== Extracted data

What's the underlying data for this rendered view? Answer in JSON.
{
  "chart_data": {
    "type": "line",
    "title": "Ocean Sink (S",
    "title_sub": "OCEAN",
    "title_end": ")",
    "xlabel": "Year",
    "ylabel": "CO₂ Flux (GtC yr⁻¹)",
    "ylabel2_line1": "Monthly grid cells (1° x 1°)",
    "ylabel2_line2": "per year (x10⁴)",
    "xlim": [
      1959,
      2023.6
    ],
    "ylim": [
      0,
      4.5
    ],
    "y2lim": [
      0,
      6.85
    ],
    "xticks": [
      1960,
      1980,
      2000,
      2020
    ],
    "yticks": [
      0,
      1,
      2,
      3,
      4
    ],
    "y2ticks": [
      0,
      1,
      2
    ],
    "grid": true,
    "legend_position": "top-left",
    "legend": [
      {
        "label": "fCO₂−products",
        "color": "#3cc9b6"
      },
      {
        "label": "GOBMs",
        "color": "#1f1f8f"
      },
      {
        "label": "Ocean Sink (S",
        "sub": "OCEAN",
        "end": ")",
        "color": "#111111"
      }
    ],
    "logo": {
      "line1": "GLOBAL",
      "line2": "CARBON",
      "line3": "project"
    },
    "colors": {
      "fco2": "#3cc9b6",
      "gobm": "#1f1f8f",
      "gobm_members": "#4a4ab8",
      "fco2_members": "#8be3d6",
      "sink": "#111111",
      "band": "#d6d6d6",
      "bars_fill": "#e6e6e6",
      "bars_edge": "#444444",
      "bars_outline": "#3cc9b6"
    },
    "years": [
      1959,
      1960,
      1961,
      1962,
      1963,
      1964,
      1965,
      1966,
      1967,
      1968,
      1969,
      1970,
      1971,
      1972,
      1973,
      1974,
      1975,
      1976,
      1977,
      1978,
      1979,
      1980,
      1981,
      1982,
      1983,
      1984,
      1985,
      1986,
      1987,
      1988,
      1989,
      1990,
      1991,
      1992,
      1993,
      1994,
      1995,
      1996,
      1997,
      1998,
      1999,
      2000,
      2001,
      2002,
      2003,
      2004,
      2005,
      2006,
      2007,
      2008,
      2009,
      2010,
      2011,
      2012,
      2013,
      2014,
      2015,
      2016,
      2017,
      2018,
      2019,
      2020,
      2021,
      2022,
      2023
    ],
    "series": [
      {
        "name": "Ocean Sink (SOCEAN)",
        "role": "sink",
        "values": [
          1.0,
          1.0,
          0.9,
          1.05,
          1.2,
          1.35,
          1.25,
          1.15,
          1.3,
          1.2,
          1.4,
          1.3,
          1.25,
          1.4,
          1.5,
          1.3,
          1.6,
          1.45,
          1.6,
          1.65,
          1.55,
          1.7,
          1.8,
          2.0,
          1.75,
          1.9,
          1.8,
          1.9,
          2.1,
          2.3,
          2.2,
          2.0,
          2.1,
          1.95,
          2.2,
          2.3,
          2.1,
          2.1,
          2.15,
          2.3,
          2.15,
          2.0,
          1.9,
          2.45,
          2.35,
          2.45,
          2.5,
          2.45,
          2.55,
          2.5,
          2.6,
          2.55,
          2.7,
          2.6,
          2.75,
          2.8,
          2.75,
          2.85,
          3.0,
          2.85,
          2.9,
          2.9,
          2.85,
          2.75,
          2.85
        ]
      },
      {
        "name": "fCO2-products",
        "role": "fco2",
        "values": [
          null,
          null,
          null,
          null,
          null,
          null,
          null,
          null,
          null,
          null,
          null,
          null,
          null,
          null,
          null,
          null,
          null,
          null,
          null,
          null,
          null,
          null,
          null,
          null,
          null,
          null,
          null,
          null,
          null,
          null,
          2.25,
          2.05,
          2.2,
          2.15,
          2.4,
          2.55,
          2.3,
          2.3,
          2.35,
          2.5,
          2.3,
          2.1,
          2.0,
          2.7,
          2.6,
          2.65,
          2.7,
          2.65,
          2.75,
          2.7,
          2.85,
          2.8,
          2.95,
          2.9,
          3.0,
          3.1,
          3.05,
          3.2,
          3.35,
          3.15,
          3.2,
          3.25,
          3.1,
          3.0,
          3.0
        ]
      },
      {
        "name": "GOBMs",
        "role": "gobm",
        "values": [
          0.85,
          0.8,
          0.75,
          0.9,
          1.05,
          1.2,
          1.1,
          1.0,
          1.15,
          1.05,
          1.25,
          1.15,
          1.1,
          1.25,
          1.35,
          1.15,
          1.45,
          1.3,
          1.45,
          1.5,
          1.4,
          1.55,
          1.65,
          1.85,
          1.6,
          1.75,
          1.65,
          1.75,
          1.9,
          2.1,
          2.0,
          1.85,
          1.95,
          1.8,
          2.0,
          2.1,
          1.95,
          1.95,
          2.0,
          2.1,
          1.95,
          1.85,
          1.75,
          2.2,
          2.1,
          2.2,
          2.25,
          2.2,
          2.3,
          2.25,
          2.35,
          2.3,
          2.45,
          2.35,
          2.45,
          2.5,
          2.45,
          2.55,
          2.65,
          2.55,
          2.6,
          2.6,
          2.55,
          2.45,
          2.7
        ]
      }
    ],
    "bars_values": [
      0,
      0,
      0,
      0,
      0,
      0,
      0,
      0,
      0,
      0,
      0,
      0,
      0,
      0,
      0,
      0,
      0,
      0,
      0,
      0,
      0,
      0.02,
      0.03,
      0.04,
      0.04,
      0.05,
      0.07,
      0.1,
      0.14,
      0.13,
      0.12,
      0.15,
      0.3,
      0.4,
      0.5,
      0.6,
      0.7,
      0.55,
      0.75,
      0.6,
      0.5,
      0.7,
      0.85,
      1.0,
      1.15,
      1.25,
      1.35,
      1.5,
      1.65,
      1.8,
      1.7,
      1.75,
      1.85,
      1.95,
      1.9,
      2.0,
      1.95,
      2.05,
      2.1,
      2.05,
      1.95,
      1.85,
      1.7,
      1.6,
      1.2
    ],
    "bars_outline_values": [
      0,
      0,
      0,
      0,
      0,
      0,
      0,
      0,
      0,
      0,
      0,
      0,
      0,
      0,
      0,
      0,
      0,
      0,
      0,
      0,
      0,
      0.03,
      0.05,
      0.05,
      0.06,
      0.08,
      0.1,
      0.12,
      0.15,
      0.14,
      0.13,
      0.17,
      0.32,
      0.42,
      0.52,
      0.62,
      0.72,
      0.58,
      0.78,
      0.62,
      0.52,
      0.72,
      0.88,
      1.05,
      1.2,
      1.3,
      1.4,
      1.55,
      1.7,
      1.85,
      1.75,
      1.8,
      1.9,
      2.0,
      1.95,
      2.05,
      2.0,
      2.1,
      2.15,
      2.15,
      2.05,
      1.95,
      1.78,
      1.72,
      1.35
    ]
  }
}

====
== Extracted data

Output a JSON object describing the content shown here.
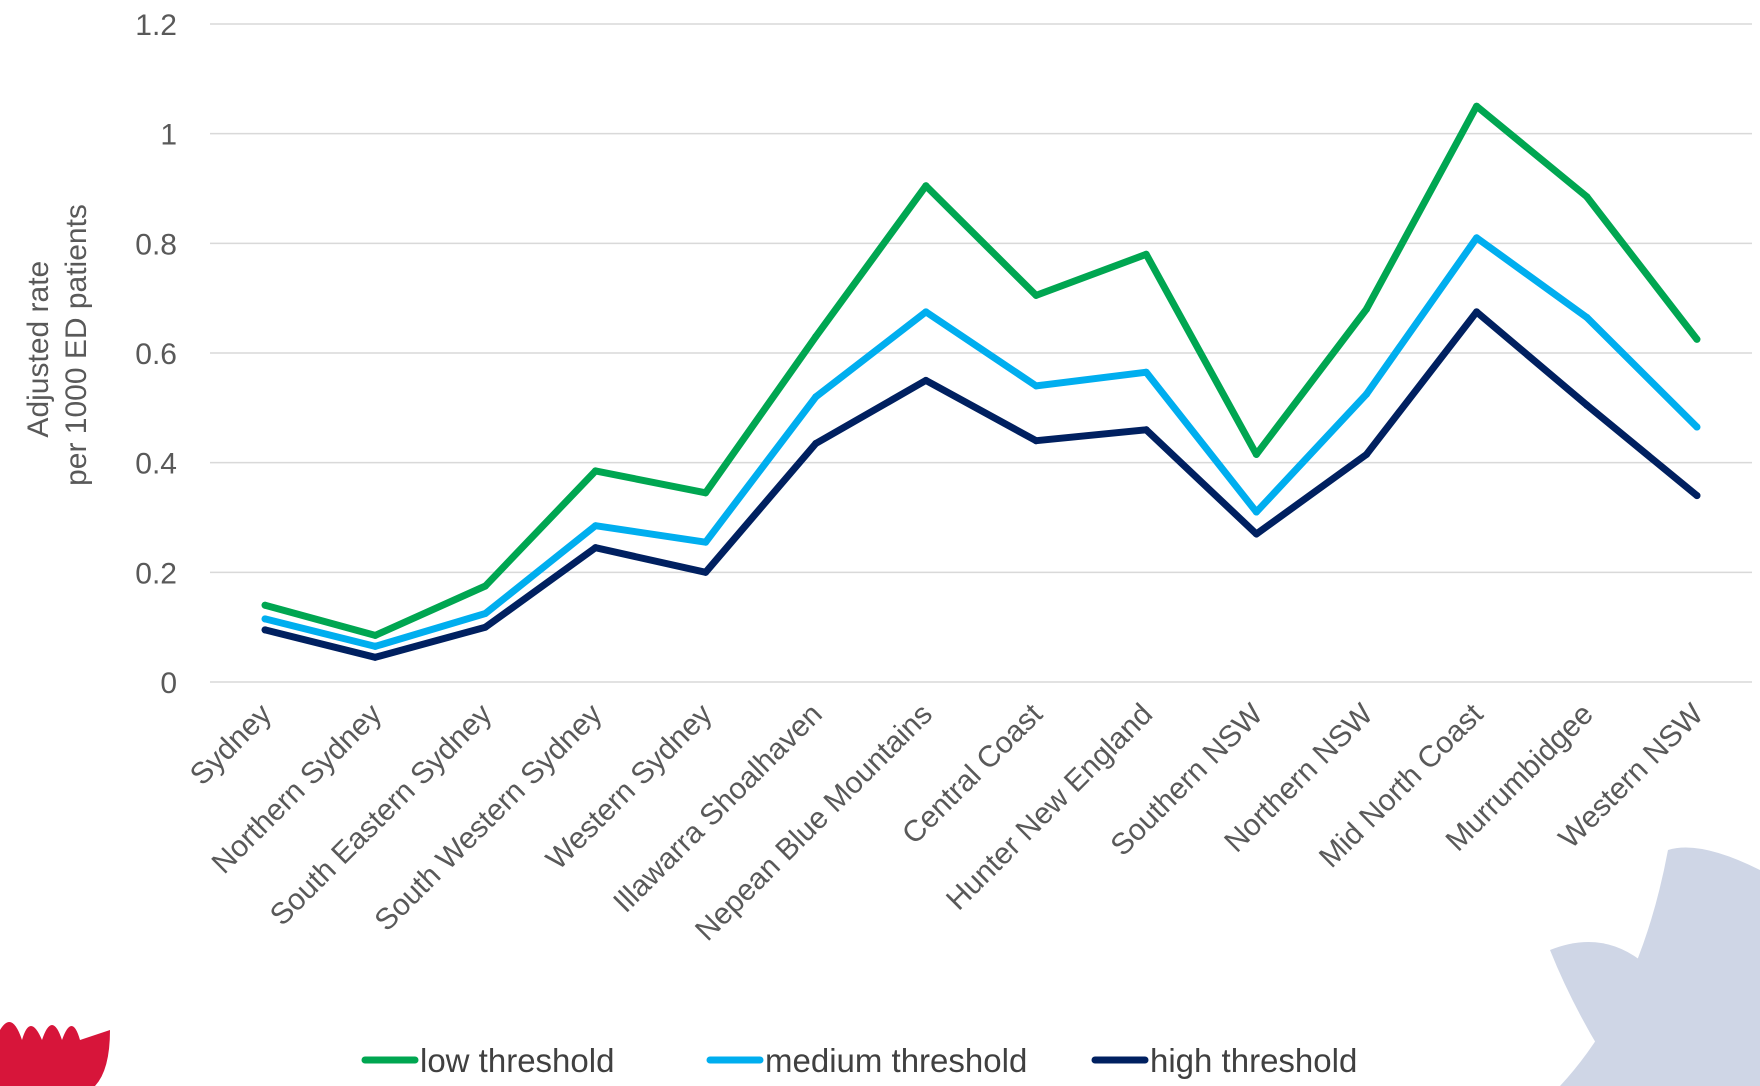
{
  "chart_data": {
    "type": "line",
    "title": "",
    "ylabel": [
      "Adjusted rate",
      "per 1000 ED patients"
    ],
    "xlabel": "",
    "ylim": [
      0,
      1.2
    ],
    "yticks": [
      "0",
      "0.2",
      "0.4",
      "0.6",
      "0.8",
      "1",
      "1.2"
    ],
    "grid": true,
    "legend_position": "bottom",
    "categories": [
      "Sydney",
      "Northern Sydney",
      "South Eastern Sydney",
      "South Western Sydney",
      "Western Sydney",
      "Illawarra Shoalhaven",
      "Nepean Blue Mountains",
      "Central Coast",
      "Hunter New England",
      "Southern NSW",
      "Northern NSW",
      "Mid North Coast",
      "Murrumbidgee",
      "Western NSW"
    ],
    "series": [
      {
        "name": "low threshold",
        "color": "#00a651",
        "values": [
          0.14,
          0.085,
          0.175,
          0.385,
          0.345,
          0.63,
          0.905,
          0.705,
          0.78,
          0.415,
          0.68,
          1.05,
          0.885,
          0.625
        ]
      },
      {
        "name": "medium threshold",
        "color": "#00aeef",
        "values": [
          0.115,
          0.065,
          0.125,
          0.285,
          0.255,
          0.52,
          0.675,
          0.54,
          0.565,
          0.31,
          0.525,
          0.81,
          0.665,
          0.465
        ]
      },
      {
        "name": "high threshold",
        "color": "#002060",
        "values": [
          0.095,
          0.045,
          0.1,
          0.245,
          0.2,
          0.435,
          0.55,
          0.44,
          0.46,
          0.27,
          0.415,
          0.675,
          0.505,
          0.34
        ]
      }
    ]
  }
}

====

#### [What is needed]
Every line in the data that holds the string "Sydney" should be returned.

#### [Task solution]
      "Sydney",
      "Northern Sydney",
      "South Eastern Sydney",
      "South Western Sydney",
      "Western Sydney",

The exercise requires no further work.